## 本文抜粋
□ □ □ □ □
2005年07月13日

ヒグラシ(蜩)の初鳴き

 カナカナカナカナカナ・・・・・・・・・・・
鎮守の杜にヒグラシの初鳴きが静かに響いた。

 蝉は夏の代名詞夏の季語でもあるが、蜩(ヒグラシ)だけは別格で、
夏先がけて鳴き出すと言うのに、何故か秋の季語となっている。

 これは多分、明け方と夕暮れの涼しい時間帯だけ鳴く蜩の習生の所為。
夏の暑い日差しの中で鳴くアブラゼミやミンミンゼミとは無縁の、
どこか物悲しい音色。一日の、夏の、人生の日暮れを告げるかのようで、
古から人々に「秋」を感じさせてきたのだろう。

 「蜩」という一文字を与えられているのも別格だ。
「周りに染み渡るごとき声の虫」との意味だろうか?


 夕暮れの 森の奥より 湧き出でて 
            逢魔が時に そそぐひぐらし  山桜 


posted by 山桜 at 18:48| Comment(4) | TrackBack(0) | 山川・自然観察 | このブログの読者になる | 更新情報をチェックする
この記事へのコメント
蜩はチョウと言う音で、セミの鳴き声から来てるようです。(中国語で)
でも、
>「周りに染み渡るごとき声の虫」
という事なんでしょうね。
さすがさくらさん。

その日暮らしの私ですorz
Posted by ひらりん at 2005年07月23日 08:40
 ひらりん、教えてくれてありがとう!
□ □ □ □ □
(ページ領域分割データ)
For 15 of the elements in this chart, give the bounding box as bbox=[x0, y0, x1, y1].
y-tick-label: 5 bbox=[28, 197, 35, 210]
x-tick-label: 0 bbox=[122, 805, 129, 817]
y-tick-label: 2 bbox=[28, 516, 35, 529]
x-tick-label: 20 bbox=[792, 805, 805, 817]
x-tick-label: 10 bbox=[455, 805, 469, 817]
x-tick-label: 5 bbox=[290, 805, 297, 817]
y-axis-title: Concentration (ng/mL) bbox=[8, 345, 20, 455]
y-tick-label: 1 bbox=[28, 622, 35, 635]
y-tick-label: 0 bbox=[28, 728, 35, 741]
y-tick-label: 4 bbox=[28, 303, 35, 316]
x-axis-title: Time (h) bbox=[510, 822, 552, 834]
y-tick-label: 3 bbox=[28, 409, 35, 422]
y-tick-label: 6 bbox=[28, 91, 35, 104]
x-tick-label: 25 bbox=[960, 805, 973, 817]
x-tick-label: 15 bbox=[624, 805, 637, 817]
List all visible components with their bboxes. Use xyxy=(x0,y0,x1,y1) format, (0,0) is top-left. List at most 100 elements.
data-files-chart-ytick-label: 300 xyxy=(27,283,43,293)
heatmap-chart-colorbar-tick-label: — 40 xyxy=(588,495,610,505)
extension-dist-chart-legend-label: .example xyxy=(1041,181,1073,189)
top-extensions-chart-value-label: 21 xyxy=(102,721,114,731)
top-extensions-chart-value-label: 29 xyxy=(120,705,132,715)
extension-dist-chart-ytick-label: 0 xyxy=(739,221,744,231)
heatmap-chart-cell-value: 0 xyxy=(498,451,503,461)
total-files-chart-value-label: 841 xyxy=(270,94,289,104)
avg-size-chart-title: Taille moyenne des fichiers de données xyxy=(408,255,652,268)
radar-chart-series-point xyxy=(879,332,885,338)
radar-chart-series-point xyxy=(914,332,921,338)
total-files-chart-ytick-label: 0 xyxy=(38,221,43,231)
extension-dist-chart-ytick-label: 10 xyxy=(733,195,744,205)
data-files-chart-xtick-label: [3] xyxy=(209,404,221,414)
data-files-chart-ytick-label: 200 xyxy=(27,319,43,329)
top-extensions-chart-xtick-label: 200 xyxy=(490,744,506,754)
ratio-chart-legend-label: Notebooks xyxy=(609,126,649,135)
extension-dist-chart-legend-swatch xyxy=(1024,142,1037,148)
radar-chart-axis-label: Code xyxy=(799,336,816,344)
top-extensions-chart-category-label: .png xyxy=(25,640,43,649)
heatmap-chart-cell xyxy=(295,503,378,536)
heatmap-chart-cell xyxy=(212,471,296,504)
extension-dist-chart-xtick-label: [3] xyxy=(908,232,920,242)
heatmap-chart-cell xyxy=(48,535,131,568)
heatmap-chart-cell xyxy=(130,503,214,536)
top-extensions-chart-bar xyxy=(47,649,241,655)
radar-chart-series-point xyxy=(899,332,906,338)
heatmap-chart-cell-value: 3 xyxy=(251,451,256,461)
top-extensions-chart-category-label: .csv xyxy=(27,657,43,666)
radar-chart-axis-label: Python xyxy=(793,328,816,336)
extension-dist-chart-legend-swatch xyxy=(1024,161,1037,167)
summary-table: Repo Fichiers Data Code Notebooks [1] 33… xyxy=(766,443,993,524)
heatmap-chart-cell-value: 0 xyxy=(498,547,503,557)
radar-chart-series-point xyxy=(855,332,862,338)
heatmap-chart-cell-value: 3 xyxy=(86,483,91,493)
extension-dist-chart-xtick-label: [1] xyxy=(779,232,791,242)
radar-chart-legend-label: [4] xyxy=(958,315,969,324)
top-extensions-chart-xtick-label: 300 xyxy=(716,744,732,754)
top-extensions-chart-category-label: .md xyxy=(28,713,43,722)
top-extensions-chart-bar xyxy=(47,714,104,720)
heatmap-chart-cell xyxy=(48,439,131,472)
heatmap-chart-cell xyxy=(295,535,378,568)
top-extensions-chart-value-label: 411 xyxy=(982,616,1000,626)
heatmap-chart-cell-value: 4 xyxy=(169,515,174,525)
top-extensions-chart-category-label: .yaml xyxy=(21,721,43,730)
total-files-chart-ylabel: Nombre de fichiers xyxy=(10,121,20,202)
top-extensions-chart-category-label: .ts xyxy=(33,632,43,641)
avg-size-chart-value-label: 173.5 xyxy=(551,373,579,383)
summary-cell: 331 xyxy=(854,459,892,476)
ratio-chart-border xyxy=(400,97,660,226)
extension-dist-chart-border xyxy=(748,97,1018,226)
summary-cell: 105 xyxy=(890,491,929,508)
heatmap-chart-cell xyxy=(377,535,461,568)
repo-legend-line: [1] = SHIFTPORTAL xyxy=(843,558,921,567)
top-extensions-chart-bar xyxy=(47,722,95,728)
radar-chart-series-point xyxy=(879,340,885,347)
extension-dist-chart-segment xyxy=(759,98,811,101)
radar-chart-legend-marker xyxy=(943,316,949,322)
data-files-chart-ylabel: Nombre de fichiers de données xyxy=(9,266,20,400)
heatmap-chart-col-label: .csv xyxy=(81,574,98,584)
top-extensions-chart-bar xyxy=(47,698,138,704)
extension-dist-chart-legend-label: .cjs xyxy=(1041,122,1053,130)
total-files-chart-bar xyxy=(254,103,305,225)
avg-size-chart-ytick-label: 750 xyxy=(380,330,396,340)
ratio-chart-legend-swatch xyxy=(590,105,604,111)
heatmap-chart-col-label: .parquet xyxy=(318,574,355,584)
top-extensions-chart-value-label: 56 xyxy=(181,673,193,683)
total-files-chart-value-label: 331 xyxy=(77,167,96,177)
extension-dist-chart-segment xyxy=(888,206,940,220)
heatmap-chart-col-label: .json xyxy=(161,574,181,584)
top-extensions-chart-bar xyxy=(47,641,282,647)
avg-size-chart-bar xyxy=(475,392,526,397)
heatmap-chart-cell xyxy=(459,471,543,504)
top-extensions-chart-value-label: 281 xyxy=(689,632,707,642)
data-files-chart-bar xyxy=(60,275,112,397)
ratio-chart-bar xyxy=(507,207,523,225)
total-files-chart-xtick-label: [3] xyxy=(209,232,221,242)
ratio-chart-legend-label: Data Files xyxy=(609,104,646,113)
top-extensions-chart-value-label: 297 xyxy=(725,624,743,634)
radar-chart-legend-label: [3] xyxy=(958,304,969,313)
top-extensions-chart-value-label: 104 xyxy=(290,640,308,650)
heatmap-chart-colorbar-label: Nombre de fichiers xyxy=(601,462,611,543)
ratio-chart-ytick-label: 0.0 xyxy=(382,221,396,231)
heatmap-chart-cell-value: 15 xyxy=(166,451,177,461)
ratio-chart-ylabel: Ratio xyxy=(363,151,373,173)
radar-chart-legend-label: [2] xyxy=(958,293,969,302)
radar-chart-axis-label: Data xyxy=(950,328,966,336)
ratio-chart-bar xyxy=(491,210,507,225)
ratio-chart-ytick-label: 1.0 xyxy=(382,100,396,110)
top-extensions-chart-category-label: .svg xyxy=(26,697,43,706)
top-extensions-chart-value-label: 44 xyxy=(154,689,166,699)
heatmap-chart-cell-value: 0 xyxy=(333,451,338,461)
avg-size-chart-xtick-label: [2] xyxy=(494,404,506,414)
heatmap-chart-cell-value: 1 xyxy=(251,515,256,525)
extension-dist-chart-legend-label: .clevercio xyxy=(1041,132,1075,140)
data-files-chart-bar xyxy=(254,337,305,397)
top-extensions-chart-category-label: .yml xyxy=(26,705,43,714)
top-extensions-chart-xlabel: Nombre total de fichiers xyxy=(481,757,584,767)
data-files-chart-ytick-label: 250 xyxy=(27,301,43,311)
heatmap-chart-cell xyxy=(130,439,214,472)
□ □ □ □ □
## 取り組む課題
- A) 次の(i)〜(iii)が本文抜粋の内容と合っているかを判定し、それぞれ「はい」か「いいえ」で答えてください。根拠となる本文抜粋の語句をそのまま引用してください。(i)ヒグラシは夏の季語とされている。(ii)ヒグラシは明け方と夕暮れの涼しい時間帯だけ鳴く。(iii)ヒグラシの初鳴きが響いたのは鎮守の杜である。
- B) 本文抜粋で、夏の暑い日差しの中で鳴くセミとして挙げられているのは何ですか。
- C) 本文抜粋のうち、「夕暮れの 森の奥より 湧き出でて」で始まり「蜩はチョウと言う音で、セミの鳴き声から来てるようです。(中国語で)」で終わるまでの部分を一字も変えずに書き写してください。

## 解答一覧
- A)
(i)いいえ:「何故か秋の季語となっている。」
(ii)はい:「明け方と夕暮れの涼しい時間帯だけ鳴く」
(iii)はい:「鎮守の杜にヒグラシの初鳴きが静かに響いた。」

- B) アブラゼミとミンミンゼミです。

- C)
夕暮れの 森の奥より 湧き出でて 
            逢魔が時に そそぐひぐらし  山桜 


posted by 山桜 at 18:48| Comment(4) | TrackBack(0) | 山川・自然観察 | このブログの読者になる | 更新情報をチェックする
この記事へのコメント
蜩はチョウと言う音で、セミの鳴き声から来てるようです。(中国語で)